**Input data**:
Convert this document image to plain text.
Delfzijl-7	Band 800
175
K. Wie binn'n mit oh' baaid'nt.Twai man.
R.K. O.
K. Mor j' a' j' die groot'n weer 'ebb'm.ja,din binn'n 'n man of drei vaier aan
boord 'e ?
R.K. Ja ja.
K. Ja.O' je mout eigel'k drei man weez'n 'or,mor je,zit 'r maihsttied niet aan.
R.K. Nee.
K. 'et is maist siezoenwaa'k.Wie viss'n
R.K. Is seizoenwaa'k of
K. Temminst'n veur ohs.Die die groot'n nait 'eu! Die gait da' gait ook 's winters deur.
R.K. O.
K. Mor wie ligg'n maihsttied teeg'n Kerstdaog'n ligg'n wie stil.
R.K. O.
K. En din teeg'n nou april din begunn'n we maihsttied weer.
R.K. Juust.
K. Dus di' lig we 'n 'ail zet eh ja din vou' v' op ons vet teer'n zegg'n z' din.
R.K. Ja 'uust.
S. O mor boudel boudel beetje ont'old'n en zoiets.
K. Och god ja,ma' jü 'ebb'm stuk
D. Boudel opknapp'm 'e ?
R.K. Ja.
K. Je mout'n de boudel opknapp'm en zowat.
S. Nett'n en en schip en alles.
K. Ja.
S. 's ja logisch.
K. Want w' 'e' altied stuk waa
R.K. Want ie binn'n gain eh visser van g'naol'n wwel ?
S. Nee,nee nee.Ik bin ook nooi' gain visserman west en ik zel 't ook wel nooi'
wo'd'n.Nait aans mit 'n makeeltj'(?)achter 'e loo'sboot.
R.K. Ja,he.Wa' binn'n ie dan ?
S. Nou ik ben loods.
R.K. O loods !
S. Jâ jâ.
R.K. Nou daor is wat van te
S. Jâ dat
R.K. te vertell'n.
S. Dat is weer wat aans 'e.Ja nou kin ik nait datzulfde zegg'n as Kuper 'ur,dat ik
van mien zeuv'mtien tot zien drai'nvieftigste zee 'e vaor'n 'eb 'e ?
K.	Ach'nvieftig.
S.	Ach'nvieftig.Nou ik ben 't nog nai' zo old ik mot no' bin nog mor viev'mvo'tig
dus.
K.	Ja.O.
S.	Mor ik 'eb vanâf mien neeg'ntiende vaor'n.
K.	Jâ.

**Given problem**: Retype all the material above precisely, with no line left out.

**Written response**:
Convert this document image to plain text.
Delfzijl-7	Band 800
175
K. Wie binn'n mit oh' baaid'nt.Twai man.
R.K. O.
K. Mor j' a' j' die groot'n weer 'ebb'm.ja,din binn'n 'n man of drei vaier aan
boord 'e ?
R.K. Ja ja.
K. Ja.O' je mout eigel'k drei man weez'n 'or,mor je,zit 'r maihsttied niet aan.
R.K. Nee.
K. 'et is maist siezoenwaa'k.Wie viss'n
R.K. Is seizoenwaa'k of
K. Temminst'n veur ohs.Die die groot'n nait 'eu! Die gait da' gait ook 's winters deur.
R.K. O.
K. Mor wie ligg'n maihsttied teeg'n Kerstdaog'n ligg'n wie stil.
R.K. O.
K. En din teeg'n nou april din begunn'n we maihsttied weer.
R.K. Juust.
K. Dus di' lig we 'n 'ail zet eh ja din vou' v' op ons vet teer'n zegg'n z' din.
R.K. Ja 'uust.
S. O mor boudel boudel beetje ont'old'n en zoiets.
K. Och god ja,ma' jü 'ebb'm stuk
D. Boudel opknapp'm 'e ?
R.K. Ja.
K. Je mout'n de boudel opknapp'm en zowat.
S. Nett'n en en schip en alles.
K. Ja.
S. 's ja logisch.
K. Want w' 'e' altied stuk waa
R.K. Want ie binn'n gain eh visser van g'naol'n wwel ?
S. Nee,nee nee.Ik bin ook nooi' gain visserman west en ik zel 't ook wel nooi'
wo'd'n.Nait aans mit 'n makeeltj'(?)achter 'e loo'sboot.
R.K. Ja,he.Wa' binn'n ie dan ?
S. Nou ik ben loods.
R.K. O loods !
S. Jâ jâ.
R.K. Nou daor is wat van te
S. Jâ dat
R.K. te vertell'n.
S. Dat is weer wat aans 'e.Ja nou kin ik nait datzulfde zegg'n as Kuper 'ur,dat ik
van mien zeuv'mtien tot zien drai'nvieftigste zee 'e vaor'n 'eb 'e ?
K.	Ach'nvieftig.
S.	Ach'nvieftig.Nou ik ben 't nog nai' zo old ik mot no' bin nog mor viev'mvo'tig
dus.
K.	Ja.O.
S.	Mor ik 'eb vanâf mien neeg'ntiende vaor'n.
K.	Jâ.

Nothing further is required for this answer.